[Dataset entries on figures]
************

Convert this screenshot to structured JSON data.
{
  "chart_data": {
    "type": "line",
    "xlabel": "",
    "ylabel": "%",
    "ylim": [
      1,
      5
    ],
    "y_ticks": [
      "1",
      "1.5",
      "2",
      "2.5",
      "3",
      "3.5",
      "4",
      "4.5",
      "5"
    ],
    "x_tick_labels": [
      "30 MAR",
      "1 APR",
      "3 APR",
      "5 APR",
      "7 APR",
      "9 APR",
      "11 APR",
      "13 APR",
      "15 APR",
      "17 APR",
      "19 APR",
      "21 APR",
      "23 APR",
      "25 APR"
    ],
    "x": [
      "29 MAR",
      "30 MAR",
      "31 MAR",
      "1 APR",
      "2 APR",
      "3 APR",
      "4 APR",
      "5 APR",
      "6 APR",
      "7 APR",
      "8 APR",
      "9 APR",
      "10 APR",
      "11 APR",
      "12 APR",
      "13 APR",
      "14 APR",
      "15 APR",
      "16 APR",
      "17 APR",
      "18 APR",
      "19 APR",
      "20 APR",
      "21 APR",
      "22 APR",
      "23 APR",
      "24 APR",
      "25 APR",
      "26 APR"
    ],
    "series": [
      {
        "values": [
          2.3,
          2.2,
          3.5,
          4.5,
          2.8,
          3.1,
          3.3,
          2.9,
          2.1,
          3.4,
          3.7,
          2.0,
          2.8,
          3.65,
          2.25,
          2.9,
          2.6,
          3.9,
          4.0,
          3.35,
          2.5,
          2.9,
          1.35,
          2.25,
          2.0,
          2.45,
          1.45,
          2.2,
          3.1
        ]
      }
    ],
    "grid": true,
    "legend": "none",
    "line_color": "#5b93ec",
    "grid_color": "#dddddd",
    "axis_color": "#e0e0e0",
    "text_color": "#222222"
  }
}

************

◆ **YOUR OBJECTIVE**:
Print again each line of the listing above, exactly as it appears.

◆ **TASK RESPONSE**:
Convert this screenshot to structured JSON data.
{
  "chart_data": {
    "type": "line",
    "xlabel": "",
    "ylabel": "%",
    "ylim": [
      1,
      5
    ],
    "y_ticks": [
      "1",
      "1.5",
      "2",
      "2.5",
      "3",
      "3.5",
      "4",
      "4.5",
      "5"
    ],
    "x_tick_labels": [
      "30 MAR",
      "1 APR",
      "3 APR",
      "5 APR",
      "7 APR",
      "9 APR",
      "11 APR",
      "13 APR",
      "15 APR",
      "17 APR",
      "19 APR",
      "21 APR",
      "23 APR",
      "25 APR"
    ],
    "x": [
      "29 MAR",
      "30 MAR",
      "31 MAR",
      "1 APR",
      "2 APR",
      "3 APR",
      "4 APR",
      "5 APR",
      "6 APR",
      "7 APR",
      "8 APR",
      "9 APR",
      "10 APR",
      "11 APR",
      "12 APR",
      "13 APR",
      "14 APR",
      "15 APR",
      "16 APR",
      "17 APR",
      "18 APR",
      "19 APR",
      "20 APR",
      "21 APR",
      "22 APR",
      "23 APR",
      "24 APR",
      "25 APR",
      "26 APR"
    ],
    "series": [
      {
        "values": [
          2.3,
          2.2,
          3.5,
          4.5,
          2.8,
          3.1,
          3.3,
          2.9,
          2.1,
          3.4,
          3.7,
          2.0,
          2.8,
          3.65,
          2.25,
          2.9,
          2.6,
          3.9,
          4.0,
          3.35,
          2.5,
          2.9,
          1.35,
          2.25,
          2.0,
          2.45,
          1.45,
          2.2,
          3.1
        ]
      }
    ],
    "grid": true,
    "legend": "none",
    "line_color": "#5b93ec",
    "grid_color": "#dddddd",
    "axis_color": "#e0e0e0",
    "text_color": "#222222"
  }
}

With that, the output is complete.